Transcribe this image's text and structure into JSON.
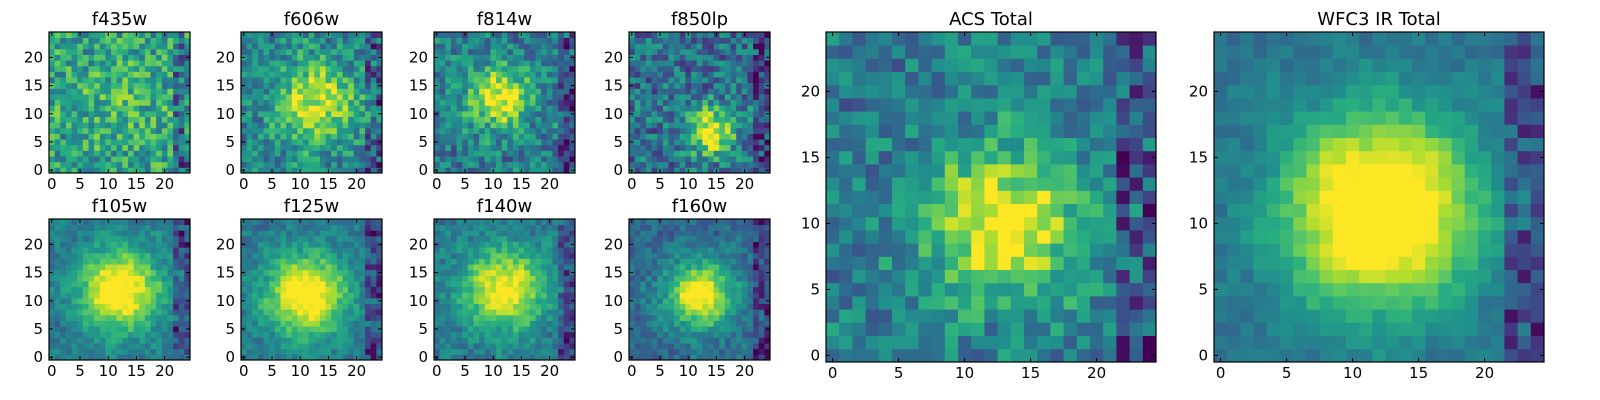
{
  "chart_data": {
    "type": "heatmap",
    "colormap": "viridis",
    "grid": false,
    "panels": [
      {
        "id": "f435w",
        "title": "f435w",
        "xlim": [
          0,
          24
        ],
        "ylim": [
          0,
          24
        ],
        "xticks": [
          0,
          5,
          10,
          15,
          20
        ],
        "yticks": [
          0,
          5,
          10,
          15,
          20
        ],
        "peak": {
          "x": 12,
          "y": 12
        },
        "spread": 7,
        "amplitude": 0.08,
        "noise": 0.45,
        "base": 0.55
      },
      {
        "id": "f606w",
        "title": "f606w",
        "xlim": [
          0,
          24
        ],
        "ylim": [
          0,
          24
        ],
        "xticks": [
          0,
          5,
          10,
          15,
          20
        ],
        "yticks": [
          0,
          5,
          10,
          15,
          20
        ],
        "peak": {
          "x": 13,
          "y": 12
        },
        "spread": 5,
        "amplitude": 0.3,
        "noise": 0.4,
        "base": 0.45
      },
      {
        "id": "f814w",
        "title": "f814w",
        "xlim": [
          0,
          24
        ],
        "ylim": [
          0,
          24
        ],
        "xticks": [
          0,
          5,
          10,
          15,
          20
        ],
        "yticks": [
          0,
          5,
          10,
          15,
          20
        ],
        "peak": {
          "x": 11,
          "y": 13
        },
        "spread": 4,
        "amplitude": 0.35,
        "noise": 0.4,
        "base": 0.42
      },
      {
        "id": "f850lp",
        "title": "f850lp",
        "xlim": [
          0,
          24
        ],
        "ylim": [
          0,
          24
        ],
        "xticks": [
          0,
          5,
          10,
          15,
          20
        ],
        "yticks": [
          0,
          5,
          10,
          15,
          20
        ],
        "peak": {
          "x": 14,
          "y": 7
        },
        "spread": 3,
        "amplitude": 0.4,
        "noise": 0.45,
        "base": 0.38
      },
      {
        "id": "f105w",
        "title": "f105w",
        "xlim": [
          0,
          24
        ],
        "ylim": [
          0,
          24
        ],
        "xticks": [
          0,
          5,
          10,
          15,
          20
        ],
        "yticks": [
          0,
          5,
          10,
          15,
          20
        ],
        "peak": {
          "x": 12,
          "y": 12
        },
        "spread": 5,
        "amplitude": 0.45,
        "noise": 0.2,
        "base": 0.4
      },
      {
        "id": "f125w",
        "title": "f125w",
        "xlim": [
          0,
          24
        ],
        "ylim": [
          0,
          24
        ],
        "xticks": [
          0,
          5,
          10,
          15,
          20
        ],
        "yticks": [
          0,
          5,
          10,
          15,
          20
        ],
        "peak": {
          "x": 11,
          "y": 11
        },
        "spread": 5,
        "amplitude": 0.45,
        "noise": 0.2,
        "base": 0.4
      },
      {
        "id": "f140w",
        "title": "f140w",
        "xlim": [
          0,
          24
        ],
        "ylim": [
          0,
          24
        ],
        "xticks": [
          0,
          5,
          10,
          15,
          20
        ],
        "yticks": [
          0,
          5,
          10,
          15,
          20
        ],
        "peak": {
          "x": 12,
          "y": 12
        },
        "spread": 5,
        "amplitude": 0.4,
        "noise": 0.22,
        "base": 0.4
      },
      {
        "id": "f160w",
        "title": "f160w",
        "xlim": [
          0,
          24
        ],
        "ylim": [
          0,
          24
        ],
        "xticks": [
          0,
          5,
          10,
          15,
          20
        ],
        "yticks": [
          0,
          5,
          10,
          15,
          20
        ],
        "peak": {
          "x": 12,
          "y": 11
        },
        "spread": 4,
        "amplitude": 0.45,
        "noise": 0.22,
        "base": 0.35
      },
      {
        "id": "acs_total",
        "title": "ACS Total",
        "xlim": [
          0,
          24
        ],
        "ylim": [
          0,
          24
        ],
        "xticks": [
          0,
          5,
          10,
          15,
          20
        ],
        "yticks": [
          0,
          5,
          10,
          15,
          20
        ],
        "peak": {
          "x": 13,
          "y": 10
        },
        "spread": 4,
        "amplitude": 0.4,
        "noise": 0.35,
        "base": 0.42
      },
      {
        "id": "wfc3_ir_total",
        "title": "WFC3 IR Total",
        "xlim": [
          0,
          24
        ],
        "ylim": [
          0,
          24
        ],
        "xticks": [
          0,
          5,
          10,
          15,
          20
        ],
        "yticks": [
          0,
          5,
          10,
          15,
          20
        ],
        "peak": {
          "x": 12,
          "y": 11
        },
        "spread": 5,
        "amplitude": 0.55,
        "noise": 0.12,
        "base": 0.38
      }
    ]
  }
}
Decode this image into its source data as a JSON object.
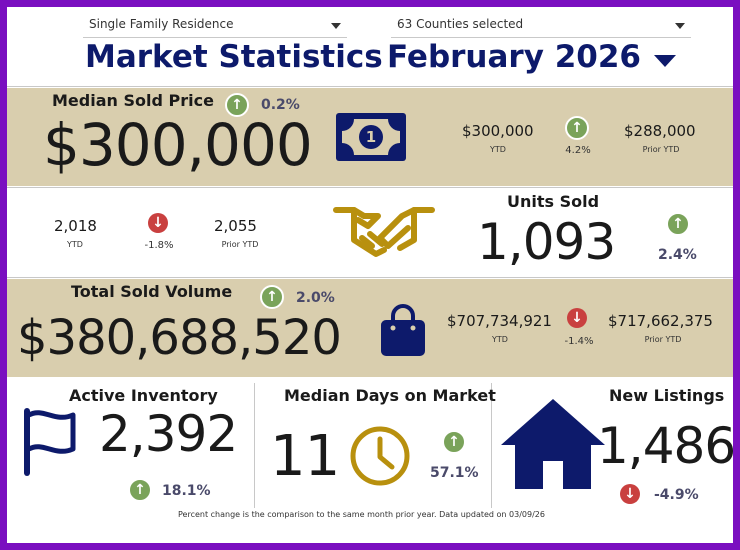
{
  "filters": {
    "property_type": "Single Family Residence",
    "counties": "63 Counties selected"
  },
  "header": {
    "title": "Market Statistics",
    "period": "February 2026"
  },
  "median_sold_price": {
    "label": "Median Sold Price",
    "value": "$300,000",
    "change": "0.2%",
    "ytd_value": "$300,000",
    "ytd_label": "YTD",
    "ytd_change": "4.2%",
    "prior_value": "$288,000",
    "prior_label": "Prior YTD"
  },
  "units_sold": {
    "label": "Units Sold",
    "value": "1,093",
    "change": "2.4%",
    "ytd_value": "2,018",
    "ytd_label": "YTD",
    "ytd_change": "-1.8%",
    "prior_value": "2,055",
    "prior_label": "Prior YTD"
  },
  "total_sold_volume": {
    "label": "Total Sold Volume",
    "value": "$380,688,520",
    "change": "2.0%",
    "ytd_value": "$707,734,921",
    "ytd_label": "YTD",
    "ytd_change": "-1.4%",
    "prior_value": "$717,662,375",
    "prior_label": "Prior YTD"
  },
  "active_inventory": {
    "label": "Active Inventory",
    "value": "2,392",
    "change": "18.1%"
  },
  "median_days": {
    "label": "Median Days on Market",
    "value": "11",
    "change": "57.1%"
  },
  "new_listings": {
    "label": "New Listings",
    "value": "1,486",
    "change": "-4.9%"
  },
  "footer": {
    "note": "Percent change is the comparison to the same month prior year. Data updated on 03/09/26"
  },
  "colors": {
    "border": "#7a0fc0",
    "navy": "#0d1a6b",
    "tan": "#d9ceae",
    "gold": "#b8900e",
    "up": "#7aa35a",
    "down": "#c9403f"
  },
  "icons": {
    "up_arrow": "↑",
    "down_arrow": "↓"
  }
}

• [Task statement] What is needed is an exact reproduction of the data, pictures excluded.

• [Task response]
Transcribe this image's text and structure into JSON.
{
  "chart_data": {
    "type": "heatmap",
    "colormap": "viridis",
    "grid": false,
    "panels": [
      {
        "id": "f435w",
        "title": "f435w",
        "xlim": [
          0,
          24
        ],
        "ylim": [
          0,
          24
        ],
        "xticks": [
          0,
          5,
          10,
          15,
          20
        ],
        "yticks": [
          0,
          5,
          10,
          15,
          20
        ],
        "peak": {
          "x": 12,
          "y": 12
        },
        "spread": 7,
        "amplitude": 0.08,
        "noise": 0.45,
        "base": 0.55
      },
      {
        "id": "f606w",
        "title": "f606w",
        "xlim": [
          0,
          24
        ],
        "ylim": [
          0,
          24
        ],
        "xticks": [
          0,
          5,
          10,
          15,
          20
        ],
        "yticks": [
          0,
          5,
          10,
          15,
          20
        ],
        "peak": {
          "x": 13,
          "y": 12
        },
        "spread": 5,
        "amplitude": 0.3,
        "noise": 0.4,
        "base": 0.45
      },
      {
        "id": "f814w",
        "title": "f814w",
        "xlim": [
          0,
          24
        ],
        "ylim": [
          0,
          24
        ],
        "xticks": [
          0,
          5,
          10,
          15,
          20
        ],
        "yticks": [
          0,
          5,
          10,
          15,
          20
        ],
        "peak": {
          "x": 11,
          "y": 13
        },
        "spread": 4,
        "amplitude": 0.35,
        "noise": 0.4,
        "base": 0.42
      },
      {
        "id": "f850lp",
        "title": "f850lp",
        "xlim": [
          0,
          24
        ],
        "ylim": [
          0,
          24
        ],
        "xticks": [
          0,
          5,
          10,
          15,
          20
        ],
        "yticks": [
          0,
          5,
          10,
          15,
          20
        ],
        "peak": {
          "x": 14,
          "y": 7
        },
        "spread": 3,
        "amplitude": 0.4,
        "noise": 0.45,
        "base": 0.38
      },
      {
        "id": "f105w",
        "title": "f105w",
        "xlim": [
          0,
          24
        ],
        "ylim": [
          0,
          24
        ],
        "xticks": [
          0,
          5,
          10,
          15,
          20
        ],
        "yticks": [
          0,
          5,
          10,
          15,
          20
        ],
        "peak": {
          "x": 12,
          "y": 12
        },
        "spread": 5,
        "amplitude": 0.45,
        "noise": 0.2,
        "base": 0.4
      },
      {
        "id": "f125w",
        "title": "f125w",
        "xlim": [
          0,
          24
        ],
        "ylim": [
          0,
          24
        ],
        "xticks": [
          0,
          5,
          10,
          15,
          20
        ],
        "yticks": [
          0,
          5,
          10,
          15,
          20
        ],
        "peak": {
          "x": 11,
          "y": 11
        },
        "spread": 5,
        "amplitude": 0.45,
        "noise": 0.2,
        "base": 0.4
      },
      {
        "id": "f140w",
        "title": "f140w",
        "xlim": [
          0,
          24
        ],
        "ylim": [
          0,
          24
        ],
        "xticks": [
          0,
          5,
          10,
          15,
          20
        ],
        "yticks": [
          0,
          5,
          10,
          15,
          20
        ],
        "peak": {
          "x": 12,
          "y": 12
        },
        "spread": 5,
        "amplitude": 0.4,
        "noise": 0.22,
        "base": 0.4
      },
      {
        "id": "f160w",
        "title": "f160w",
        "xlim": [
          0,
          24
        ],
        "ylim": [
          0,
          24
        ],
        "xticks": [
          0,
          5,
          10,
          15,
          20
        ],
        "yticks": [
          0,
          5,
          10,
          15,
          20
        ],
        "peak": {
          "x": 12,
          "y": 11
        },
        "spread": 4,
        "amplitude": 0.45,
        "noise": 0.22,
        "base": 0.35
      },
      {
        "id": "acs_total",
        "title": "ACS Total",
        "xlim": [
          0,
          24
        ],
        "ylim": [
          0,
          24
        ],
        "xticks": [
          0,
          5,
          10,
          15,
          20
        ],
        "yticks": [
          0,
          5,
          10,
          15,
          20
        ],
        "peak": {
          "x": 13,
          "y": 10
        },
        "spread": 4,
        "amplitude": 0.4,
        "noise": 0.35,
        "base": 0.42
      },
      {
        "id": "wfc3_ir_total",
        "title": "WFC3 IR Total",
        "xlim": [
          0,
          24
        ],
        "ylim": [
          0,
          24
        ],
        "xticks": [
          0,
          5,
          10,
          15,
          20
        ],
        "yticks": [
          0,
          5,
          10,
          15,
          20
        ],
        "peak": {
          "x": 12,
          "y": 11
        },
        "spread": 5,
        "amplitude": 0.55,
        "noise": 0.12,
        "base": 0.38
      }
    ]
  }
}
Decode this image into its source data as a JSON object.
{
  "filters": {
    "property_type": "Single Family Residence",
    "counties": "63 Counties selected"
  },
  "header": {
    "title": "Market Statistics",
    "period": "February 2026"
  },
  "median_sold_price": {
    "label": "Median Sold Price",
    "value": "$300,000",
    "change": "0.2%",
    "ytd_value": "$300,000",
    "ytd_label": "YTD",
    "ytd_change": "4.2%",
    "prior_value": "$288,000",
    "prior_label": "Prior YTD"
  },
  "units_sold": {
    "label": "Units Sold",
    "value": "1,093",
    "change": "2.4%",
    "ytd_value": "2,018",
    "ytd_label": "YTD",
    "ytd_change": "-1.8%",
    "prior_value": "2,055",
    "prior_label": "Prior YTD"
  },
  "total_sold_volume": {
    "label": "Total Sold Volume",
    "value": "$380,688,520",
    "change": "2.0%",
    "ytd_value": "$707,734,921",
    "ytd_label": "YTD",
    "ytd_change": "-1.4%",
    "prior_value": "$717,662,375",
    "prior_label": "Prior YTD"
  },
  "active_inventory": {
    "label": "Active Inventory",
    "value": "2,392",
    "change": "18.1%"
  },
  "median_days": {
    "label": "Median Days on Market",
    "value": "11",
    "change": "57.1%"
  },
  "new_listings": {
    "label": "New Listings",
    "value": "1,486",
    "change": "-4.9%"
  },
  "footer": {
    "note": "Percent change is the comparison to the same month prior year. Data updated on 03/09/26"
  },
  "colors": {
    "border": "#7a0fc0",
    "navy": "#0d1a6b",
    "tan": "#d9ceae",
    "gold": "#b8900e",
    "up": "#7aa35a",
    "down": "#c9403f"
  },
  "icons": {
    "up_arrow": "↑",
    "down_arrow": "↓"
  }
}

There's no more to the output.